**Problem to solve:**
Set down, in full, every record in the block.

= = = = =

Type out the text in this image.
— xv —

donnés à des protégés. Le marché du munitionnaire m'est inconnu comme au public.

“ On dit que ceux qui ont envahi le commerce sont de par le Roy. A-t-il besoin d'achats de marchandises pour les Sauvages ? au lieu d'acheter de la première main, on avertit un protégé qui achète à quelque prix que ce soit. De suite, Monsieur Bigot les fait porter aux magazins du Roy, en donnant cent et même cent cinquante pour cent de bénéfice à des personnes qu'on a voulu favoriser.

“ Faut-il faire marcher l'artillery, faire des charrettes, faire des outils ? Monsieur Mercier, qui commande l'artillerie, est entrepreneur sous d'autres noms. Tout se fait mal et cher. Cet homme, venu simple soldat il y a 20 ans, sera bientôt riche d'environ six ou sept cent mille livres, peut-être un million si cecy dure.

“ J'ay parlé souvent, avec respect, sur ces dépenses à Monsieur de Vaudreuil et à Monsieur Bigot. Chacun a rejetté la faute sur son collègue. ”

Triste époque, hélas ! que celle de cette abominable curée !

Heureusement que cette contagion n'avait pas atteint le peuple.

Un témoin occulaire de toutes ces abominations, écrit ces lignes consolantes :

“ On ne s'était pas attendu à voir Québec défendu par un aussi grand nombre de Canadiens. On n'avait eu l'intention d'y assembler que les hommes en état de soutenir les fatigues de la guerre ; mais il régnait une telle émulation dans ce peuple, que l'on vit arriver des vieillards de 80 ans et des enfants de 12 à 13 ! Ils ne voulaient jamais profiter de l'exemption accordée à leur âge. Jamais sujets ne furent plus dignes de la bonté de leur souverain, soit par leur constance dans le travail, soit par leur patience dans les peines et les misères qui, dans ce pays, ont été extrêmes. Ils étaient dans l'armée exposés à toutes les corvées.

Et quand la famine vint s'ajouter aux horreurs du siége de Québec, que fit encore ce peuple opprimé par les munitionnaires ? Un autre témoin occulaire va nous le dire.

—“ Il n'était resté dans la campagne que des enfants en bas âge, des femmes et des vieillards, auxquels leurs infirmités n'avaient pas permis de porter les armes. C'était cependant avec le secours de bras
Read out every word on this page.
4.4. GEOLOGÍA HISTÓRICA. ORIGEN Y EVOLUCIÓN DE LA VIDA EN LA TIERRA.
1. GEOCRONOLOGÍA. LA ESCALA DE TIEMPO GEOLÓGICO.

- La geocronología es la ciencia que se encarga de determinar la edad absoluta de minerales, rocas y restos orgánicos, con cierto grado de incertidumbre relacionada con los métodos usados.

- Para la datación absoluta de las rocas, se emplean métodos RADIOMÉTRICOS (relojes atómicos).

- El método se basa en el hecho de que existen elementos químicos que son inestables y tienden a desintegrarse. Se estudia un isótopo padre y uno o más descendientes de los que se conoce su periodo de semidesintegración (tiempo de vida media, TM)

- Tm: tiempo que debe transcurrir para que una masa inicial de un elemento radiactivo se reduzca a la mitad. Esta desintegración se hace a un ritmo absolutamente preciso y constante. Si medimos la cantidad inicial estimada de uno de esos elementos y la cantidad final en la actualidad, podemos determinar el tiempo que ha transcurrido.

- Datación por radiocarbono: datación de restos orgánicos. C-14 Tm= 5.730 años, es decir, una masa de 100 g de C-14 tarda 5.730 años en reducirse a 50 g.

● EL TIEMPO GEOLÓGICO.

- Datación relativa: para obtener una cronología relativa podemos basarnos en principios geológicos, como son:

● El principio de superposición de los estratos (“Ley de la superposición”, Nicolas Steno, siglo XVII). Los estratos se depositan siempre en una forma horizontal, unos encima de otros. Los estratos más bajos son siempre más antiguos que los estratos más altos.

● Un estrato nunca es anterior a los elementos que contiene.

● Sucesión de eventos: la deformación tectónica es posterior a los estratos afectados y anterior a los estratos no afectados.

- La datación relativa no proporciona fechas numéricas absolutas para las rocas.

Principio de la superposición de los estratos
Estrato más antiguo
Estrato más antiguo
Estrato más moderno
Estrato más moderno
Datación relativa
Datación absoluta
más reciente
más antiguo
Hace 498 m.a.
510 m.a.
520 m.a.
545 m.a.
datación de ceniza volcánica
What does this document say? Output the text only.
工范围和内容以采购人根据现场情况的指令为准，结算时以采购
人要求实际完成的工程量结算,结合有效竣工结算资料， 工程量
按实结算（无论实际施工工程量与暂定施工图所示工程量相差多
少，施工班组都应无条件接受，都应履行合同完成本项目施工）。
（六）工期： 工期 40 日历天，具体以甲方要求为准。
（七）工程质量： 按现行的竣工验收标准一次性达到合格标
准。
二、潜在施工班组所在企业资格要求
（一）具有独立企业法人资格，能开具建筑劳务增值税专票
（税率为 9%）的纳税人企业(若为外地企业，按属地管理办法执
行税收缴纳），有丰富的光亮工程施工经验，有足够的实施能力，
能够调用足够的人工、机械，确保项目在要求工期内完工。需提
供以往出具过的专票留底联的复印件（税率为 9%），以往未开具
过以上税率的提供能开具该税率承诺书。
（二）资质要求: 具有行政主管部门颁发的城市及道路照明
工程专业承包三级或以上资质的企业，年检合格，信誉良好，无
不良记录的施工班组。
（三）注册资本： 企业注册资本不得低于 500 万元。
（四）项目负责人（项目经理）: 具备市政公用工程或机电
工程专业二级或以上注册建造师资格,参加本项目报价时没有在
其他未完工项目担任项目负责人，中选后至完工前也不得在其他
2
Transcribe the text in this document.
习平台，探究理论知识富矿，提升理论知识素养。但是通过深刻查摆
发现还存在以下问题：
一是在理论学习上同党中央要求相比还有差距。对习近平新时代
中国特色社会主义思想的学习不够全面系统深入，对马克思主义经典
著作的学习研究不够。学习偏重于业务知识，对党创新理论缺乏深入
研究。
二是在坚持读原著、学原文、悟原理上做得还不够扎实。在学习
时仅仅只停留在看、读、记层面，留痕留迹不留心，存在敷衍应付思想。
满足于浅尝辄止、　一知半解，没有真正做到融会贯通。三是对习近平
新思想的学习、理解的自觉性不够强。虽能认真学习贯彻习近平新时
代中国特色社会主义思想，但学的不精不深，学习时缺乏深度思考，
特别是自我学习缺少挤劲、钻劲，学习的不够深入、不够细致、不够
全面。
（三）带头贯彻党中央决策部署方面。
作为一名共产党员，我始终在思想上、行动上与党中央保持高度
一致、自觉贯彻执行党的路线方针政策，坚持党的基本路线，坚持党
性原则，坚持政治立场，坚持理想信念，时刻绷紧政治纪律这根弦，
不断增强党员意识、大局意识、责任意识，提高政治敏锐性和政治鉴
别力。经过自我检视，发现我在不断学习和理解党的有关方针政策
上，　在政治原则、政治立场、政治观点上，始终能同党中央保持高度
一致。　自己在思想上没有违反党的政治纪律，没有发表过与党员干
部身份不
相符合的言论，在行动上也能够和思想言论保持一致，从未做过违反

= = = = =

**Full answer:**
Type out the text in this image.
— xv —

donnés à des protégés. Le marché du munitionnaire m'est inconnu comme au public.

“ On dit que ceux qui ont envahi le commerce sont de par le Roy. A-t-il besoin d'achats de marchandises pour les Sauvages ? au lieu d'acheter de la première main, on avertit un protégé qui achète à quelque prix que ce soit. De suite, Monsieur Bigot les fait porter aux magazins du Roy, en donnant cent et même cent cinquante pour cent de bénéfice à des personnes qu'on a voulu favoriser.

“ Faut-il faire marcher l'artillery, faire des charrettes, faire des outils ? Monsieur Mercier, qui commande l'artillerie, est entrepreneur sous d'autres noms. Tout se fait mal et cher. Cet homme, venu simple soldat il y a 20 ans, sera bientôt riche d'environ six ou sept cent mille livres, peut-être un million si cecy dure.

“ J'ay parlé souvent, avec respect, sur ces dépenses à Monsieur de Vaudreuil et à Monsieur Bigot. Chacun a rejetté la faute sur son collègue. ”

Triste époque, hélas ! que celle de cette abominable curée !

Heureusement que cette contagion n'avait pas atteint le peuple.

Un témoin occulaire de toutes ces abominations, écrit ces lignes consolantes :

“ On ne s'était pas attendu à voir Québec défendu par un aussi grand nombre de Canadiens. On n'avait eu l'intention d'y assembler que les hommes en état de soutenir les fatigues de la guerre ; mais il régnait une telle émulation dans ce peuple, que l'on vit arriver des vieillards de 80 ans et des enfants de 12 à 13 ! Ils ne voulaient jamais profiter de l'exemption accordée à leur âge. Jamais sujets ne furent plus dignes de la bonté de leur souverain, soit par leur constance dans le travail, soit par leur patience dans les peines et les misères qui, dans ce pays, ont été extrêmes. Ils étaient dans l'armée exposés à toutes les corvées.

Et quand la famine vint s'ajouter aux horreurs du siége de Québec, que fit encore ce peuple opprimé par les munitionnaires ? Un autre témoin occulaire va nous le dire.

—“ Il n'était resté dans la campagne que des enfants en bas âge, des femmes et des vieillards, auxquels leurs infirmités n'avaient pas permis de porter les armes. C'était cependant avec le secours de bras
Read out every word on this page.
4.4. GEOLOGÍA HISTÓRICA. ORIGEN Y EVOLUCIÓN DE LA VIDA EN LA TIERRA.
1. GEOCRONOLOGÍA. LA ESCALA DE TIEMPO GEOLÓGICO.

- La geocronología es la ciencia que se encarga de determinar la edad absoluta de minerales, rocas y restos orgánicos, con cierto grado de incertidumbre relacionada con los métodos usados.

- Para la datación absoluta de las rocas, se emplean métodos RADIOMÉTRICOS (relojes atómicos).

- El método se basa en el hecho de que existen elementos químicos que son inestables y tienden a desintegrarse. Se estudia un isótopo padre y uno o más descendientes de los que se conoce su periodo de semidesintegración (tiempo de vida media, TM)

- Tm: tiempo que debe transcurrir para que una masa inicial de un elemento radiactivo se reduzca a la mitad. Esta desintegración se hace a un ritmo absolutamente preciso y constante. Si medimos la cantidad inicial estimada de uno de esos elementos y la cantidad final en la actualidad, podemos determinar el tiempo que ha transcurrido.

- Datación por radiocarbono: datación de restos orgánicos. C-14 Tm= 5.730 años, es decir, una masa de 100 g de C-14 tarda 5.730 años en reducirse a 50 g.

● EL TIEMPO GEOLÓGICO.

- Datación relativa: para obtener una cronología relativa podemos basarnos en principios geológicos, como son:

● El principio de superposición de los estratos (“Ley de la superposición”, Nicolas Steno, siglo XVII). Los estratos se depositan siempre en una forma horizontal, unos encima de otros. Los estratos más bajos son siempre más antiguos que los estratos más altos.

● Un estrato nunca es anterior a los elementos que contiene.

● Sucesión de eventos: la deformación tectónica es posterior a los estratos afectados y anterior a los estratos no afectados.

- La datación relativa no proporciona fechas numéricas absolutas para las rocas.

Principio de la superposición de los estratos
Estrato más antiguo
Estrato más antiguo
Estrato más moderno
Estrato más moderno
Datación relativa
Datación absoluta
más reciente
más antiguo
Hace 498 m.a.
510 m.a.
520 m.a.
545 m.a.
datación de ceniza volcánica
What does this document say? Output the text only.
工范围和内容以采购人根据现场情况的指令为准，结算时以采购
人要求实际完成的工程量结算,结合有效竣工结算资料， 工程量
按实结算（无论实际施工工程量与暂定施工图所示工程量相差多
少，施工班组都应无条件接受，都应履行合同完成本项目施工）。
（六）工期： 工期 40 日历天，具体以甲方要求为准。
（七）工程质量： 按现行的竣工验收标准一次性达到合格标
准。
二、潜在施工班组所在企业资格要求
（一）具有独立企业法人资格，能开具建筑劳务增值税专票
（税率为 9%）的纳税人企业(若为外地企业，按属地管理办法执
行税收缴纳），有丰富的光亮工程施工经验，有足够的实施能力，
能够调用足够的人工、机械，确保项目在要求工期内完工。需提
供以往出具过的专票留底联的复印件（税率为 9%），以往未开具
过以上税率的提供能开具该税率承诺书。
（二）资质要求: 具有行政主管部门颁发的城市及道路照明
工程专业承包三级或以上资质的企业，年检合格，信誉良好，无
不良记录的施工班组。
（三）注册资本： 企业注册资本不得低于 500 万元。
（四）项目负责人（项目经理）: 具备市政公用工程或机电
工程专业二级或以上注册建造师资格,参加本项目报价时没有在
其他未完工项目担任项目负责人，中选后至完工前也不得在其他
2
Transcribe the text in this document.
习平台，探究理论知识富矿，提升理论知识素养。但是通过深刻查摆
发现还存在以下问题：
一是在理论学习上同党中央要求相比还有差距。对习近平新时代
中国特色社会主义思想的学习不够全面系统深入，对马克思主义经典
著作的学习研究不够。学习偏重于业务知识，对党创新理论缺乏深入
研究。
二是在坚持读原著、学原文、悟原理上做得还不够扎实。在学习
时仅仅只停留在看、读、记层面，留痕留迹不留心，存在敷衍应付思想。
满足于浅尝辄止、　一知半解，没有真正做到融会贯通。三是对习近平
新思想的学习、理解的自觉性不够强。虽能认真学习贯彻习近平新时
代中国特色社会主义思想，但学的不精不深，学习时缺乏深度思考，
特别是自我学习缺少挤劲、钻劲，学习的不够深入、不够细致、不够
全面。
（三）带头贯彻党中央决策部署方面。
作为一名共产党员，我始终在思想上、行动上与党中央保持高度
一致、自觉贯彻执行党的路线方针政策，坚持党的基本路线，坚持党
性原则，坚持政治立场，坚持理想信念，时刻绷紧政治纪律这根弦，
不断增强党员意识、大局意识、责任意识，提高政治敏锐性和政治鉴
别力。经过自我检视，发现我在不断学习和理解党的有关方针政策
上，　在政治原则、政治立场、政治观点上，始终能同党中央保持高度
一致。　自己在思想上没有违反党的政治纪律，没有发表过与党员干
部身份不
相符合的言论，在行动上也能够和思想言论保持一致，从未做过违反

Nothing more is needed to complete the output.